> [EXERCISE] For each line that holds "screenshot", copy the line out.

--- MATERIAL SHOWN ---

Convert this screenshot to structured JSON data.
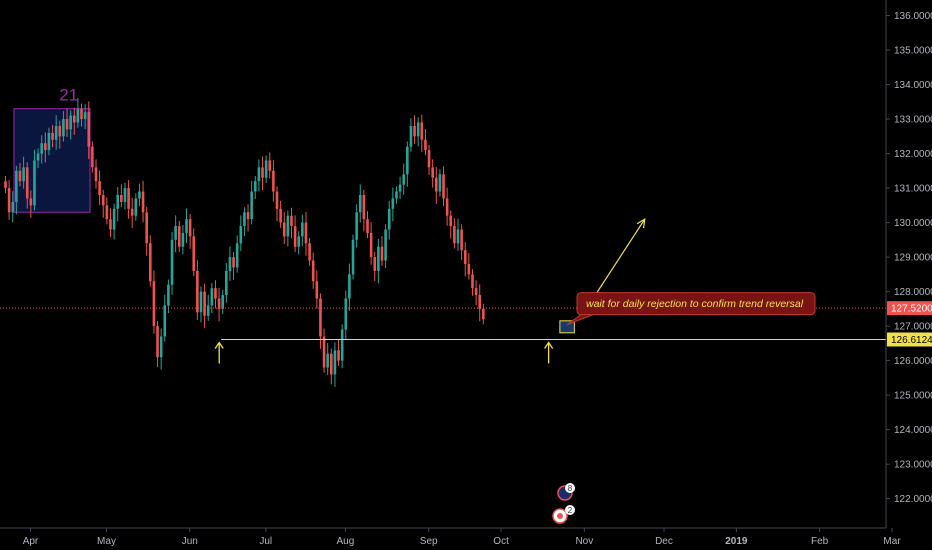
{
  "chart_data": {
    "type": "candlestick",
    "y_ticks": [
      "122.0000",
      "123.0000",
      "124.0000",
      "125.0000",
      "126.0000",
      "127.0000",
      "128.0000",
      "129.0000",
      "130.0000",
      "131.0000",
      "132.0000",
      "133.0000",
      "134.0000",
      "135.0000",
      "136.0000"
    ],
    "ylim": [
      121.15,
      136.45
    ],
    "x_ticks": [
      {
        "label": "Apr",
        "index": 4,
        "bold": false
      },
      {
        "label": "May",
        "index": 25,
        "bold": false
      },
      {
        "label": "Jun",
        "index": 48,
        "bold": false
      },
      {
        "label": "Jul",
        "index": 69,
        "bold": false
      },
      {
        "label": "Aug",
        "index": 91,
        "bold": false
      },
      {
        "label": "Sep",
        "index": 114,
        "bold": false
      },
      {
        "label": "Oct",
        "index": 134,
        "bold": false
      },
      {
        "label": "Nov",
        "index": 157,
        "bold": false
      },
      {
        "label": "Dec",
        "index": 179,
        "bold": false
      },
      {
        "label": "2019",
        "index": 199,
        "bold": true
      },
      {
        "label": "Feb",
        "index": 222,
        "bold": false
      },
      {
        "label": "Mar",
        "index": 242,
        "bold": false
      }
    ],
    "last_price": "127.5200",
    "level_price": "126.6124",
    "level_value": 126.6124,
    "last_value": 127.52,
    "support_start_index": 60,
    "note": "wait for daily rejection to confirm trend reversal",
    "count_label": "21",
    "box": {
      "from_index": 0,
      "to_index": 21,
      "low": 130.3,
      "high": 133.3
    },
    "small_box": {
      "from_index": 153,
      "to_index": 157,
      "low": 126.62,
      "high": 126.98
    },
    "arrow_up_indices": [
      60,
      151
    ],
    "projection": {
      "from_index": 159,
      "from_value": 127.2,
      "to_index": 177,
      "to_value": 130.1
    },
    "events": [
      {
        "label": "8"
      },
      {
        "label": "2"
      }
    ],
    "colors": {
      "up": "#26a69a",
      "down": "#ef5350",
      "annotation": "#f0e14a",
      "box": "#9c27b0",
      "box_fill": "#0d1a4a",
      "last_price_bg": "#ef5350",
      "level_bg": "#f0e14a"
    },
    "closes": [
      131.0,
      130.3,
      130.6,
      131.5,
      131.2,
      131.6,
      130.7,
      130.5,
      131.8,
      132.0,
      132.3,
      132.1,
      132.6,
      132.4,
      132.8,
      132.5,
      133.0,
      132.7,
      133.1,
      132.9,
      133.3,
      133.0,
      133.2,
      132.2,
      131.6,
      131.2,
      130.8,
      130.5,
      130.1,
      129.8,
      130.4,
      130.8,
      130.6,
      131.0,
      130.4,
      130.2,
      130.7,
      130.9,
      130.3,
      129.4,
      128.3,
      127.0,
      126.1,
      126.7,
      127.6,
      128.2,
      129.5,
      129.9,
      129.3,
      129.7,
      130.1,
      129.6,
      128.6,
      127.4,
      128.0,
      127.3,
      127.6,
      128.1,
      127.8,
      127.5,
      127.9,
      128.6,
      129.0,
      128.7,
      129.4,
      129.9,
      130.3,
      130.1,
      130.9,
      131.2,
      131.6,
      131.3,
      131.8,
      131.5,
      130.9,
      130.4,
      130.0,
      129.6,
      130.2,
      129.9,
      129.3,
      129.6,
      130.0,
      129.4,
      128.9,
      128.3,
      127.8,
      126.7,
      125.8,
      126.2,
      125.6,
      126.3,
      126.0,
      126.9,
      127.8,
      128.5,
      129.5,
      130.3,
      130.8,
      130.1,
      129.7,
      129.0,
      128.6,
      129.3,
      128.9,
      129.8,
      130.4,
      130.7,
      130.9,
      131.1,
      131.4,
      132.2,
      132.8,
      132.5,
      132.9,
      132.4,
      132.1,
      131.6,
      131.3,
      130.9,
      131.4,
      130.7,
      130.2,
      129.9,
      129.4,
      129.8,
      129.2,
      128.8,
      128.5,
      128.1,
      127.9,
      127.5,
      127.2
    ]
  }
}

---
--- MATERIAL SHOWN ---

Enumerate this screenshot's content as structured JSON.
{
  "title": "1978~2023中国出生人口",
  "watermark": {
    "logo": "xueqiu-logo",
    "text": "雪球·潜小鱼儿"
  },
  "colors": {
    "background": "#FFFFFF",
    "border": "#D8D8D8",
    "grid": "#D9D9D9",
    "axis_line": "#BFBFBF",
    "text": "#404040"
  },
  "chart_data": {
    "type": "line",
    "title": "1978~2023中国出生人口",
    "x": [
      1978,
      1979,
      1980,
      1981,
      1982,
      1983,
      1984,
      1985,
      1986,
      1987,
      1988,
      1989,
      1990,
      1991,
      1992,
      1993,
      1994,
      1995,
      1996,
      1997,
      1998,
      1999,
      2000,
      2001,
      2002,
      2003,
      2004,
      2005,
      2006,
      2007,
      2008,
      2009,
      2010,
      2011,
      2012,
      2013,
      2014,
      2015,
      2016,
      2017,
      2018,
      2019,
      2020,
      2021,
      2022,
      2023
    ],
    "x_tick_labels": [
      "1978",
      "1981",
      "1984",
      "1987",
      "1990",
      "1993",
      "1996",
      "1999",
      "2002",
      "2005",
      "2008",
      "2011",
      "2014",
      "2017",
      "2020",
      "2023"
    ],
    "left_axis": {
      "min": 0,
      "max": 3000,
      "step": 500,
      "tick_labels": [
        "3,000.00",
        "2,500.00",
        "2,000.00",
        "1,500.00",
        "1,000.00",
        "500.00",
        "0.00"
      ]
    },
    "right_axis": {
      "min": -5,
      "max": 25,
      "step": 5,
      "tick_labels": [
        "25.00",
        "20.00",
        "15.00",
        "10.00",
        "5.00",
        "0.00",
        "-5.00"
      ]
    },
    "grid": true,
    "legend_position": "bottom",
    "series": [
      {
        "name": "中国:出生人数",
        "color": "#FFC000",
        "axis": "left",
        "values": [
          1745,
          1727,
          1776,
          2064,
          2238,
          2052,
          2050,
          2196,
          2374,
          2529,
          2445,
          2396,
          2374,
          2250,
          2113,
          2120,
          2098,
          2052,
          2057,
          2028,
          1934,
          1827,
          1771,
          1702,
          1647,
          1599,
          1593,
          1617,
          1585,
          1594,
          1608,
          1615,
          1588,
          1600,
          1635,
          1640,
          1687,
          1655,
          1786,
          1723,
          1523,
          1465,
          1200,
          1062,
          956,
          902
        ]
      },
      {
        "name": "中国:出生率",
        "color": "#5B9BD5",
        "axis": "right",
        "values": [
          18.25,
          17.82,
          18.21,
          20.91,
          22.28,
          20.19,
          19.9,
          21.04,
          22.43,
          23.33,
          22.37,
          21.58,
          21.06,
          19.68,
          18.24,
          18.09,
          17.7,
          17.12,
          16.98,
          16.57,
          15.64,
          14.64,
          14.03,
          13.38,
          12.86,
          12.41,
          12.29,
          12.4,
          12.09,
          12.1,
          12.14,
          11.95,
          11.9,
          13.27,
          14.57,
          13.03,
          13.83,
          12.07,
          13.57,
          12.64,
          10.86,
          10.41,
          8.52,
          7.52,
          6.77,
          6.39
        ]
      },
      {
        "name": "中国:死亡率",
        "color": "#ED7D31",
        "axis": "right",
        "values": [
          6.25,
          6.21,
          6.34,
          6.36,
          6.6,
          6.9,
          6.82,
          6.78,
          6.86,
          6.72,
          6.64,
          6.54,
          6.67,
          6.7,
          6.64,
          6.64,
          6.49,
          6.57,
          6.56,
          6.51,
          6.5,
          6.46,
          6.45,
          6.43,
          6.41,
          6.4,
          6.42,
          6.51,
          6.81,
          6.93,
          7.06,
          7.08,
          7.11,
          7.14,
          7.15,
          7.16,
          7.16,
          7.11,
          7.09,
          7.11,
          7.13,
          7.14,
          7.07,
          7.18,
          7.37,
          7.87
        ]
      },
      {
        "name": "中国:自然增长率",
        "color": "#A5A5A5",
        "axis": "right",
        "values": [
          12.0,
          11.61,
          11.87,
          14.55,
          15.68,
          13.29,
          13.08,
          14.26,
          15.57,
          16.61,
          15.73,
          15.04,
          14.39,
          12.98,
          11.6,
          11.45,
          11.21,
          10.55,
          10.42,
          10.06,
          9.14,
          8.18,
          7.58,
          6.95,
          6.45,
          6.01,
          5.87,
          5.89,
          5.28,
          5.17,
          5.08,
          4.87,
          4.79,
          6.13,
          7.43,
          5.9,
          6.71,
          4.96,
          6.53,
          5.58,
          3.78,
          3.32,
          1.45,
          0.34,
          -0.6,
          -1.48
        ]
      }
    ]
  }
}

---

> [CORRECT ANSWER]
Convert this screenshot to structured JSON data.
Enumerate this screenshot's content as structured JSON.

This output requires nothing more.